> **Excerpt**
--*--
Rush Henrietta School District denies student use of service dog in school
Posted at: 09/05/2013 4:07 PM
Updated at: 09/05/2013 5:32 PM
By: Berkeley Brean
When the doors open to Roth Middle School in Henrietta Friday, a student will try to go to school with her new service dog. The district says the dog is not allowed. The family says their daughter needs it and they already spent $20,000.
The student is a Type 1 Diabetic and her family says she needs the dog and being denied the dog in school is a violation of her rights. But the courts in New York have ruled that school districts have some leeway here.
Duke met his new friend, Madyson for the first time Thursday. Madyson's blood sugar levels fluctuate so much, she doesn't feel the highs or lows.
Keri Siragusa, Madyson's mother, said, “The dog will be able to sense these and pick them up and assure her to go check herself.”
Madyson swabs her fingers to mimic a high blood sugar level. When she comes back into the room, Duke smells it and reacts by pushing into Madyson and jumping on her.
But last week, the family got a letter from the Rush-Henrietta School District saying the dog can't come. The district says there is no medical support that says the dog is necessary and that it will be a distraction and problem for allergies.
Lily Grace is the dog's trainer and runs the National Institute for Diabetic Alert Dogs. She says schools can't pick the type of treatment a child gets.
Lily Grace, National Institute for Diabetic Alert Dogs, said, “That's between her and her parents and her doctor. As far as the dog being in the school, that is protected under ADA law the school doesn't get to decide whether they can or cannot have the dog there.”
Five years ago, the State Division of Human Rights ruled schools cannot deny service dogs. That ruling was over turned by a state court. Districts are told to handle the issue case by case. This one lands on their front door Friday.
Siragusa said, “We're going to try to gain entry with the dog tomorrow at 8:45a.m. when school begins. Most likely they're going to have someone there to tell us we cannot bring him in. We will alert the authorities and make a report stating that they were not allowing her to bring her service dog to school.”
Madyson's mom says they never did get explicit permission from the district to bring the dog into school, but they bought the dog believing the law gives them the absolute right.
The Rush-Henrietta released a statement saying, “The Rush-Henrietta Central School District makes every effort to remove barriers so students can participate fully in our educational programs. In a case where a service animal is deemed necessary for a student to attend school, accommodations would be made.
--*--
> **Data section**
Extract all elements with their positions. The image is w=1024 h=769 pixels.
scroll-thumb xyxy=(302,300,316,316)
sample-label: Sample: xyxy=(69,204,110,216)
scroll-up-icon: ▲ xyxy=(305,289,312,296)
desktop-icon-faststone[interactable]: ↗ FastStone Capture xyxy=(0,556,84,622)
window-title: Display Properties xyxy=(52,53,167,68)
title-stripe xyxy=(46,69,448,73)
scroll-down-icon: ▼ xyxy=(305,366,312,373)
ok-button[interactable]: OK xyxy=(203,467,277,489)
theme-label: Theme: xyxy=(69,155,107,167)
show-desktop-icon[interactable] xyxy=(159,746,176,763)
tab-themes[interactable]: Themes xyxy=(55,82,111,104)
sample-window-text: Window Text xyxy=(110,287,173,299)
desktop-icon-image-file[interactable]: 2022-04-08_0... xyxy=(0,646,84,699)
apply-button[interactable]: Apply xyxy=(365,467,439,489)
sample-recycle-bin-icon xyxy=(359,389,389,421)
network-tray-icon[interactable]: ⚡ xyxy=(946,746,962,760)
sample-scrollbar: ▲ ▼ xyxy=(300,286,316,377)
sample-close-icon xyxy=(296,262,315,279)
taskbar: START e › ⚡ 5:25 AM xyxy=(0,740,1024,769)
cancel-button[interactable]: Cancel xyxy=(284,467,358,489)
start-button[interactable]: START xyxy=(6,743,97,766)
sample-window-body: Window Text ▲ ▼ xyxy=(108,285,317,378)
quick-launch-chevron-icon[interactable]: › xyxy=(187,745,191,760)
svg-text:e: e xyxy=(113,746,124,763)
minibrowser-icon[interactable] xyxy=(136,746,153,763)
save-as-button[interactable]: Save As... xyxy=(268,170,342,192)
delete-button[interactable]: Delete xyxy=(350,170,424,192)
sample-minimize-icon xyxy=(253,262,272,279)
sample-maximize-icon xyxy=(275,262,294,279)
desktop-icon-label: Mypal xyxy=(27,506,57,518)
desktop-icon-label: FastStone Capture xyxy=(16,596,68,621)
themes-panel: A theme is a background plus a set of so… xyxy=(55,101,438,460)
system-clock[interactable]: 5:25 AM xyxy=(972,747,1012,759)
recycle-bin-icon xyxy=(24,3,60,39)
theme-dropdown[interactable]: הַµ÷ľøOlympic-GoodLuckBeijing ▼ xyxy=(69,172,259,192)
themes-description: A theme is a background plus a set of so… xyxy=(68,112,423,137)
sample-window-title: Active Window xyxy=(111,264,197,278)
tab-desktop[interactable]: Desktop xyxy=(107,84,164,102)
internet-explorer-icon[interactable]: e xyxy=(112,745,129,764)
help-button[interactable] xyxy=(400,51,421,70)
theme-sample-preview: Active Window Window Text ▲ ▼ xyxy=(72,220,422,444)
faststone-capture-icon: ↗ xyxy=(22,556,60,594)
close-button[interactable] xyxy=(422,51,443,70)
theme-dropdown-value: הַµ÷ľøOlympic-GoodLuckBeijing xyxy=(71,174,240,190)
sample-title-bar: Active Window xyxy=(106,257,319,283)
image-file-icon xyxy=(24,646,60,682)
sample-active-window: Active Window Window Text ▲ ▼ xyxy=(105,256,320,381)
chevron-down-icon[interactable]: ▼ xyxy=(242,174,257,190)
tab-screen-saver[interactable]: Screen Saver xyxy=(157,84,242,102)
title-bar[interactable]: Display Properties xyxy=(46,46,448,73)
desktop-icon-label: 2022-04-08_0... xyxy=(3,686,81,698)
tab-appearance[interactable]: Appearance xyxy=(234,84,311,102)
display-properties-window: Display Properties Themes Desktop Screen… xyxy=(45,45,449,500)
--*--
> **Problem 1**
Condense the paragraph of the service dog article that begins "But last week, the family got a letter" into a short bulleted list that keeps its main facts.
> **Problem 2**
In the service dog article, how much money does the family say they already spent?
The listing is separate material and has no connection to the service dog article.

> **Your response 1**
- Last week the family received a letter from the Rush-Henrietta School District saying the dog cannot come to school.
- The district says no medical support shows the dog is necessary.
- It also says the dog would be a distraction and a problem for allergies.

> **Your response 2**
$20,000.